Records
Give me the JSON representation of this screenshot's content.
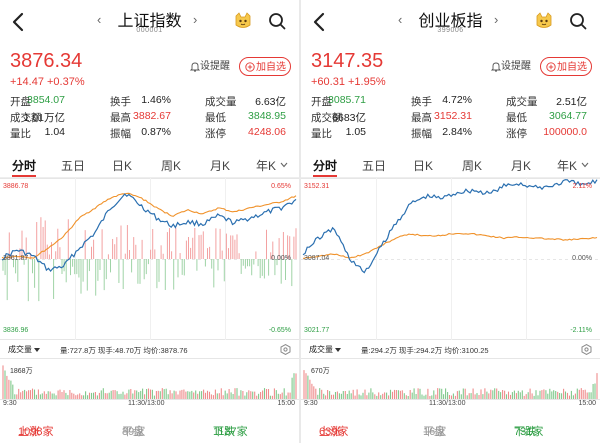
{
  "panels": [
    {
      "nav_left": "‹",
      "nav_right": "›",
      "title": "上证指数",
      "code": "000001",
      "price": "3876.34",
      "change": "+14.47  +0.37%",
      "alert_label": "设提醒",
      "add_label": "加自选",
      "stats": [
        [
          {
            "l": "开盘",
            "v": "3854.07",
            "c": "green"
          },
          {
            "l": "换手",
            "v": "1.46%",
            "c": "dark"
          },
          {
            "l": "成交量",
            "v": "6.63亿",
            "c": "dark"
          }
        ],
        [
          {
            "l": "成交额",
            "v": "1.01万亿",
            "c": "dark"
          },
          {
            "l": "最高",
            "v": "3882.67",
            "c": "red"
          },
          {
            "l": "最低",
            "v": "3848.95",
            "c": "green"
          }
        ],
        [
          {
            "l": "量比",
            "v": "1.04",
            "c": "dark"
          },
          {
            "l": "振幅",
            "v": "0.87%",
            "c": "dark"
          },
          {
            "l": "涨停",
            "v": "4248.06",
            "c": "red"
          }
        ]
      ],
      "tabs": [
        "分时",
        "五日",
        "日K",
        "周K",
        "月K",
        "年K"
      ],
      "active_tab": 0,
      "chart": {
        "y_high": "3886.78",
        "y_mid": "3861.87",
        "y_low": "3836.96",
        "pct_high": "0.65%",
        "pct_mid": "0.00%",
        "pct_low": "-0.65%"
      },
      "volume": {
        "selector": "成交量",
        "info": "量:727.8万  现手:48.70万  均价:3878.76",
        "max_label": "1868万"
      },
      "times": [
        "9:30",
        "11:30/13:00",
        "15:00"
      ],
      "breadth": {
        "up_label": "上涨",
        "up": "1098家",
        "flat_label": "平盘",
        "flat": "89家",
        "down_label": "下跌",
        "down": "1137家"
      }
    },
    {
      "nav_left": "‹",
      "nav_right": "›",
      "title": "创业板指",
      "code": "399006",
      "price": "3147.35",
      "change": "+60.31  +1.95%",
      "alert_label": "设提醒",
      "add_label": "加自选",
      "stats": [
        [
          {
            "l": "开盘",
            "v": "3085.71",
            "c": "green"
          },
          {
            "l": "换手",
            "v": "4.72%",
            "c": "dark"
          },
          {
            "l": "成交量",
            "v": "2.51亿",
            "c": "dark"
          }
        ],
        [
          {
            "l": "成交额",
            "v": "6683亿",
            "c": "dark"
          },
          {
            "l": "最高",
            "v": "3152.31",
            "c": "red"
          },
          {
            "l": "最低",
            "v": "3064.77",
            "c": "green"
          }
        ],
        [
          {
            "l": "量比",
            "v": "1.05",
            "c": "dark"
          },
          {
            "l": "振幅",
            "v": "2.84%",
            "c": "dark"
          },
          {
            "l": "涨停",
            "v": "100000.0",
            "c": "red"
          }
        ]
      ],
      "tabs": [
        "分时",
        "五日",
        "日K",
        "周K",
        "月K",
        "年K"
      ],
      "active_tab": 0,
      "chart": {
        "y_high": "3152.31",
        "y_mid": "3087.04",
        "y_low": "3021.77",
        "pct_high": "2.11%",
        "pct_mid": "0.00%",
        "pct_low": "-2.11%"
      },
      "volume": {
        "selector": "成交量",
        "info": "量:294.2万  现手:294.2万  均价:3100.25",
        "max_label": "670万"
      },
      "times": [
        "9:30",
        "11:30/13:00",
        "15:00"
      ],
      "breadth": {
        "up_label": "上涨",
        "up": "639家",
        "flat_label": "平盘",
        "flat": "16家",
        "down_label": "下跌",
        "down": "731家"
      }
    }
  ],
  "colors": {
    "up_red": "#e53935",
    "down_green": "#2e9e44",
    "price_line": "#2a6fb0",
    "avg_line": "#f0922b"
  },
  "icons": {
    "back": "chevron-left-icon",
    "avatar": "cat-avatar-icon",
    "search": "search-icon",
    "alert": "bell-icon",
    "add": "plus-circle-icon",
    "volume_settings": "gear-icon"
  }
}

## Written problem
Repeat each entry exactly as it appears; skip any picture.

## Response
Give me the JSON representation of this screenshot's content.
{
  "panels": [
    {
      "nav_left": "‹",
      "nav_right": "›",
      "title": "上证指数",
      "code": "000001",
      "price": "3876.34",
      "change": "+14.47  +0.37%",
      "alert_label": "设提醒",
      "add_label": "加自选",
      "stats": [
        [
          {
            "l": "开盘",
            "v": "3854.07",
            "c": "green"
          },
          {
            "l": "换手",
            "v": "1.46%",
            "c": "dark"
          },
          {
            "l": "成交量",
            "v": "6.63亿",
            "c": "dark"
          }
        ],
        [
          {
            "l": "成交额",
            "v": "1.01万亿",
            "c": "dark"
          },
          {
            "l": "最高",
            "v": "3882.67",
            "c": "red"
          },
          {
            "l": "最低",
            "v": "3848.95",
            "c": "green"
          }
        ],
        [
          {
            "l": "量比",
            "v": "1.04",
            "c": "dark"
          },
          {
            "l": "振幅",
            "v": "0.87%",
            "c": "dark"
          },
          {
            "l": "涨停",
            "v": "4248.06",
            "c": "red"
          }
        ]
      ],
      "tabs": [
        "分时",
        "五日",
        "日K",
        "周K",
        "月K",
        "年K"
      ],
      "active_tab": 0,
      "chart": {
        "y_high": "3886.78",
        "y_mid": "3861.87",
        "y_low": "3836.96",
        "pct_high": "0.65%",
        "pct_mid": "0.00%",
        "pct_low": "-0.65%"
      },
      "volume": {
        "selector": "成交量",
        "info": "量:727.8万  现手:48.70万  均价:3878.76",
        "max_label": "1868万"
      },
      "times": [
        "9:30",
        "11:30/13:00",
        "15:00"
      ],
      "breadth": {
        "up_label": "上涨",
        "up": "1098家",
        "flat_label": "平盘",
        "flat": "89家",
        "down_label": "下跌",
        "down": "1137家"
      }
    },
    {
      "nav_left": "‹",
      "nav_right": "›",
      "title": "创业板指",
      "code": "399006",
      "price": "3147.35",
      "change": "+60.31  +1.95%",
      "alert_label": "设提醒",
      "add_label": "加自选",
      "stats": [
        [
          {
            "l": "开盘",
            "v": "3085.71",
            "c": "green"
          },
          {
            "l": "换手",
            "v": "4.72%",
            "c": "dark"
          },
          {
            "l": "成交量",
            "v": "2.51亿",
            "c": "dark"
          }
        ],
        [
          {
            "l": "成交额",
            "v": "6683亿",
            "c": "dark"
          },
          {
            "l": "最高",
            "v": "3152.31",
            "c": "red"
          },
          {
            "l": "最低",
            "v": "3064.77",
            "c": "green"
          }
        ],
        [
          {
            "l": "量比",
            "v": "1.05",
            "c": "dark"
          },
          {
            "l": "振幅",
            "v": "2.84%",
            "c": "dark"
          },
          {
            "l": "涨停",
            "v": "100000.0",
            "c": "red"
          }
        ]
      ],
      "tabs": [
        "分时",
        "五日",
        "日K",
        "周K",
        "月K",
        "年K"
      ],
      "active_tab": 0,
      "chart": {
        "y_high": "3152.31",
        "y_mid": "3087.04",
        "y_low": "3021.77",
        "pct_high": "2.11%",
        "pct_mid": "0.00%",
        "pct_low": "-2.11%"
      },
      "volume": {
        "selector": "成交量",
        "info": "量:294.2万  现手:294.2万  均价:3100.25",
        "max_label": "670万"
      },
      "times": [
        "9:30",
        "11:30/13:00",
        "15:00"
      ],
      "breadth": {
        "up_label": "上涨",
        "up": "639家",
        "flat_label": "平盘",
        "flat": "16家",
        "down_label": "下跌",
        "down": "731家"
      }
    }
  ],
  "colors": {
    "up_red": "#e53935",
    "down_green": "#2e9e44",
    "price_line": "#2a6fb0",
    "avg_line": "#f0922b"
  },
  "icons": {
    "back": "chevron-left-icon",
    "avatar": "cat-avatar-icon",
    "search": "search-icon",
    "alert": "bell-icon",
    "add": "plus-circle-icon",
    "volume_settings": "gear-icon"
  }
}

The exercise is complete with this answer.